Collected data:
# # # #

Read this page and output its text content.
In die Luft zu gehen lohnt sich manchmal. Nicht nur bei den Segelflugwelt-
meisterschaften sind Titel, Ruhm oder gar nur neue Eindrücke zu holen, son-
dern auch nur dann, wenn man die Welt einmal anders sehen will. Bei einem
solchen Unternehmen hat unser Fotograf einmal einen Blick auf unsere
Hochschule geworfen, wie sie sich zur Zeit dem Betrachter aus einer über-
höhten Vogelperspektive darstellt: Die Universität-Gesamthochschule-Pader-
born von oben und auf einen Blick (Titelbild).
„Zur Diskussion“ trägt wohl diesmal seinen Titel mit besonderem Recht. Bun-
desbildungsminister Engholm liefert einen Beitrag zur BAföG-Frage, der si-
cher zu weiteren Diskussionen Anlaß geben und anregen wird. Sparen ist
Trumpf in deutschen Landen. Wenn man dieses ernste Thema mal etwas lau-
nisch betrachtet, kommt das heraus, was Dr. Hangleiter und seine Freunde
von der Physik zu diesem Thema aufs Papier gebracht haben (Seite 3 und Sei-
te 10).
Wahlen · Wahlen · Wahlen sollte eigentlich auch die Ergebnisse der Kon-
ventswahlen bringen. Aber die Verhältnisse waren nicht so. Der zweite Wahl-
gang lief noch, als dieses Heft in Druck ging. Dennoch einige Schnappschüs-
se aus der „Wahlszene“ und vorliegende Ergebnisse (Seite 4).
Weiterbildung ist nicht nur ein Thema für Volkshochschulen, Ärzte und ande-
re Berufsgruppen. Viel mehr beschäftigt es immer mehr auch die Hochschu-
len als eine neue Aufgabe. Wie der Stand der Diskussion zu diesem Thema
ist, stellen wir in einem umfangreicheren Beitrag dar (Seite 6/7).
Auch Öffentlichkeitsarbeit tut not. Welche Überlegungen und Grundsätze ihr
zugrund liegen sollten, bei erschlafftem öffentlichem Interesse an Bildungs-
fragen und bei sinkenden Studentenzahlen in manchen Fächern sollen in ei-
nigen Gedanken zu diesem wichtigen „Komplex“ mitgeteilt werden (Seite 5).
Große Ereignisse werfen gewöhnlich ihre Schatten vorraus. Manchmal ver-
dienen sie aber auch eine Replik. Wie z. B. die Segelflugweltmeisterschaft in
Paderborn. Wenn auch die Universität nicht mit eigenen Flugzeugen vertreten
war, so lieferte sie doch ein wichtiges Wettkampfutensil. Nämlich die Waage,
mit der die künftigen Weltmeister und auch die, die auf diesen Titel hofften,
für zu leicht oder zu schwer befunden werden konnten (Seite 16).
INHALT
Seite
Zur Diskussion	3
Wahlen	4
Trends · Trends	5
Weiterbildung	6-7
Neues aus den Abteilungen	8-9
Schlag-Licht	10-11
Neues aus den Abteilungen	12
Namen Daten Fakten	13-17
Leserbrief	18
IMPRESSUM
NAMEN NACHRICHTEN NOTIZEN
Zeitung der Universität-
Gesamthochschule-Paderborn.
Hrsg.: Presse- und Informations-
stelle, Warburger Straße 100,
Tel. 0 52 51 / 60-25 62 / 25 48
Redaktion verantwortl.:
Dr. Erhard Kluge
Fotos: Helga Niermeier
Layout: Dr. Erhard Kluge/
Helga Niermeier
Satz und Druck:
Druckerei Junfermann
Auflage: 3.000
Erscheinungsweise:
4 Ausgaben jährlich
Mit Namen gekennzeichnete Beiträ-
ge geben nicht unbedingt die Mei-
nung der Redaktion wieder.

# # # #

Short exercise => Set down all of the data above, word for word.

Exercise response =>
Read this page and output its text content.
In die Luft zu gehen lohnt sich manchmal. Nicht nur bei den Segelflugwelt-
meisterschaften sind Titel, Ruhm oder gar nur neue Eindrücke zu holen, son-
dern auch nur dann, wenn man die Welt einmal anders sehen will. Bei einem
solchen Unternehmen hat unser Fotograf einmal einen Blick auf unsere
Hochschule geworfen, wie sie sich zur Zeit dem Betrachter aus einer über-
höhten Vogelperspektive darstellt: Die Universität-Gesamthochschule-Pader-
born von oben und auf einen Blick (Titelbild).
„Zur Diskussion“ trägt wohl diesmal seinen Titel mit besonderem Recht. Bun-
desbildungsminister Engholm liefert einen Beitrag zur BAföG-Frage, der si-
cher zu weiteren Diskussionen Anlaß geben und anregen wird. Sparen ist
Trumpf in deutschen Landen. Wenn man dieses ernste Thema mal etwas lau-
nisch betrachtet, kommt das heraus, was Dr. Hangleiter und seine Freunde
von der Physik zu diesem Thema aufs Papier gebracht haben (Seite 3 und Sei-
te 10).
Wahlen · Wahlen · Wahlen sollte eigentlich auch die Ergebnisse der Kon-
ventswahlen bringen. Aber die Verhältnisse waren nicht so. Der zweite Wahl-
gang lief noch, als dieses Heft in Druck ging. Dennoch einige Schnappschüs-
se aus der „Wahlszene“ und vorliegende Ergebnisse (Seite 4).
Weiterbildung ist nicht nur ein Thema für Volkshochschulen, Ärzte und ande-
re Berufsgruppen. Viel mehr beschäftigt es immer mehr auch die Hochschu-
len als eine neue Aufgabe. Wie der Stand der Diskussion zu diesem Thema
ist, stellen wir in einem umfangreicheren Beitrag dar (Seite 6/7).
Auch Öffentlichkeitsarbeit tut not. Welche Überlegungen und Grundsätze ihr
zugrund liegen sollten, bei erschlafftem öffentlichem Interesse an Bildungs-
fragen und bei sinkenden Studentenzahlen in manchen Fächern sollen in ei-
nigen Gedanken zu diesem wichtigen „Komplex“ mitgeteilt werden (Seite 5).
Große Ereignisse werfen gewöhnlich ihre Schatten vorraus. Manchmal ver-
dienen sie aber auch eine Replik. Wie z. B. die Segelflugweltmeisterschaft in
Paderborn. Wenn auch die Universität nicht mit eigenen Flugzeugen vertreten
war, so lieferte sie doch ein wichtiges Wettkampfutensil. Nämlich die Waage,
mit der die künftigen Weltmeister und auch die, die auf diesen Titel hofften,
für zu leicht oder zu schwer befunden werden konnten (Seite 16).
INHALT
Seite
Zur Diskussion	3
Wahlen	4
Trends · Trends	5
Weiterbildung	6-7
Neues aus den Abteilungen	8-9
Schlag-Licht	10-11
Neues aus den Abteilungen	12
Namen Daten Fakten	13-17
Leserbrief	18
IMPRESSUM
NAMEN NACHRICHTEN NOTIZEN
Zeitung der Universität-
Gesamthochschule-Paderborn.
Hrsg.: Presse- und Informations-
stelle, Warburger Straße 100,
Tel. 0 52 51 / 60-25 62 / 25 48
Redaktion verantwortl.:
Dr. Erhard Kluge
Fotos: Helga Niermeier
Layout: Dr. Erhard Kluge/
Helga Niermeier
Satz und Druck:
Druckerei Junfermann
Auflage: 3.000
Erscheinungsweise:
4 Ausgaben jährlich
Mit Namen gekennzeichnete Beiträ-
ge geben nicht unbedingt die Mei-
nung der Redaktion wieder.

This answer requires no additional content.